* **DIRECTION**
Repeat the records below exactly as they appear.

Some records:
## BEGIN

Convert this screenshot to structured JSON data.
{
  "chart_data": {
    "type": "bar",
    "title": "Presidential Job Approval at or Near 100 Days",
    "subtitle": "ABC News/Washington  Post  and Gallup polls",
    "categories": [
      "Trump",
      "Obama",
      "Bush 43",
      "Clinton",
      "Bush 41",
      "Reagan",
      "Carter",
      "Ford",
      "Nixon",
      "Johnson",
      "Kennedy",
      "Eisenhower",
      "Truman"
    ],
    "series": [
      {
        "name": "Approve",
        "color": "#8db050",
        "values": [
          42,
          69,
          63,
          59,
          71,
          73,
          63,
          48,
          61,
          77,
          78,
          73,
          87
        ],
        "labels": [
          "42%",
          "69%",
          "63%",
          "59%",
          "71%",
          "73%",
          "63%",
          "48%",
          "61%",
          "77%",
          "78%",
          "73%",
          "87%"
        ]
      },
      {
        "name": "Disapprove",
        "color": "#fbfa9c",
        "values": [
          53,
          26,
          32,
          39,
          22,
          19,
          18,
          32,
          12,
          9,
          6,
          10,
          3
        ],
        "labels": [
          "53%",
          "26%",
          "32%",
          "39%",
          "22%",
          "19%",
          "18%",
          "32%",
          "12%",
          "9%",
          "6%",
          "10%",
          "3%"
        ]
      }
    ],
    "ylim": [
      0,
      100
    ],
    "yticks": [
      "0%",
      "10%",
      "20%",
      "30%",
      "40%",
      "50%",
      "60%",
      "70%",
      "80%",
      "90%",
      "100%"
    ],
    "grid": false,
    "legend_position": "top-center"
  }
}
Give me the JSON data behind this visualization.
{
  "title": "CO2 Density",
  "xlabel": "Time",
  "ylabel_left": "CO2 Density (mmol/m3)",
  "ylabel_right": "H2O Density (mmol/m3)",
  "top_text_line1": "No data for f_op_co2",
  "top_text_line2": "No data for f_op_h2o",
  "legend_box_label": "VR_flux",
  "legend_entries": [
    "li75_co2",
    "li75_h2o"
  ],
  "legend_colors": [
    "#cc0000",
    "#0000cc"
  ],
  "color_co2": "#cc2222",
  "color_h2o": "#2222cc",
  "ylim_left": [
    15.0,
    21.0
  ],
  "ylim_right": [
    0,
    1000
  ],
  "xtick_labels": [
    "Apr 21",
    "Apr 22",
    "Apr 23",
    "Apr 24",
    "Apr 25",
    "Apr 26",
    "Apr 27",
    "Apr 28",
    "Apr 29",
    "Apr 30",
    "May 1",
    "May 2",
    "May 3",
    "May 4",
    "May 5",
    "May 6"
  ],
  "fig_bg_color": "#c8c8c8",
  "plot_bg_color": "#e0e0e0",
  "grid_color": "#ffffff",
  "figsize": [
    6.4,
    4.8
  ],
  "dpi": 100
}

## END

* **FULL RESPONSE**
Convert this screenshot to structured JSON data.
{
  "chart_data": {
    "type": "bar",
    "title": "Presidential Job Approval at or Near 100 Days",
    "subtitle": "ABC News/Washington  Post  and Gallup polls",
    "categories": [
      "Trump",
      "Obama",
      "Bush 43",
      "Clinton",
      "Bush 41",
      "Reagan",
      "Carter",
      "Ford",
      "Nixon",
      "Johnson",
      "Kennedy",
      "Eisenhower",
      "Truman"
    ],
    "series": [
      {
        "name": "Approve",
        "color": "#8db050",
        "values": [
          42,
          69,
          63,
          59,
          71,
          73,
          63,
          48,
          61,
          77,
          78,
          73,
          87
        ],
        "labels": [
          "42%",
          "69%",
          "63%",
          "59%",
          "71%",
          "73%",
          "63%",
          "48%",
          "61%",
          "77%",
          "78%",
          "73%",
          "87%"
        ]
      },
      {
        "name": "Disapprove",
        "color": "#fbfa9c",
        "values": [
          53,
          26,
          32,
          39,
          22,
          19,
          18,
          32,
          12,
          9,
          6,
          10,
          3
        ],
        "labels": [
          "53%",
          "26%",
          "32%",
          "39%",
          "22%",
          "19%",
          "18%",
          "32%",
          "12%",
          "9%",
          "6%",
          "10%",
          "3%"
        ]
      }
    ],
    "ylim": [
      0,
      100
    ],
    "yticks": [
      "0%",
      "10%",
      "20%",
      "30%",
      "40%",
      "50%",
      "60%",
      "70%",
      "80%",
      "90%",
      "100%"
    ],
    "grid": false,
    "legend_position": "top-center"
  }
}
Give me the JSON data behind this visualization.
{
  "title": "CO2 Density",
  "xlabel": "Time",
  "ylabel_left": "CO2 Density (mmol/m3)",
  "ylabel_right": "H2O Density (mmol/m3)",
  "top_text_line1": "No data for f_op_co2",
  "top_text_line2": "No data for f_op_h2o",
  "legend_box_label": "VR_flux",
  "legend_entries": [
    "li75_co2",
    "li75_h2o"
  ],
  "legend_colors": [
    "#cc0000",
    "#0000cc"
  ],
  "color_co2": "#cc2222",
  "color_h2o": "#2222cc",
  "ylim_left": [
    15.0,
    21.0
  ],
  "ylim_right": [
    0,
    1000
  ],
  "xtick_labels": [
    "Apr 21",
    "Apr 22",
    "Apr 23",
    "Apr 24",
    "Apr 25",
    "Apr 26",
    "Apr 27",
    "Apr 28",
    "Apr 29",
    "Apr 30",
    "May 1",
    "May 2",
    "May 3",
    "May 4",
    "May 5",
    "May 6"
  ],
  "fig_bg_color": "#c8c8c8",
  "plot_bg_color": "#e0e0e0",
  "grid_color": "#ffffff",
  "figsize": [
    6.4,
    4.8
  ],
  "dpi": 100
}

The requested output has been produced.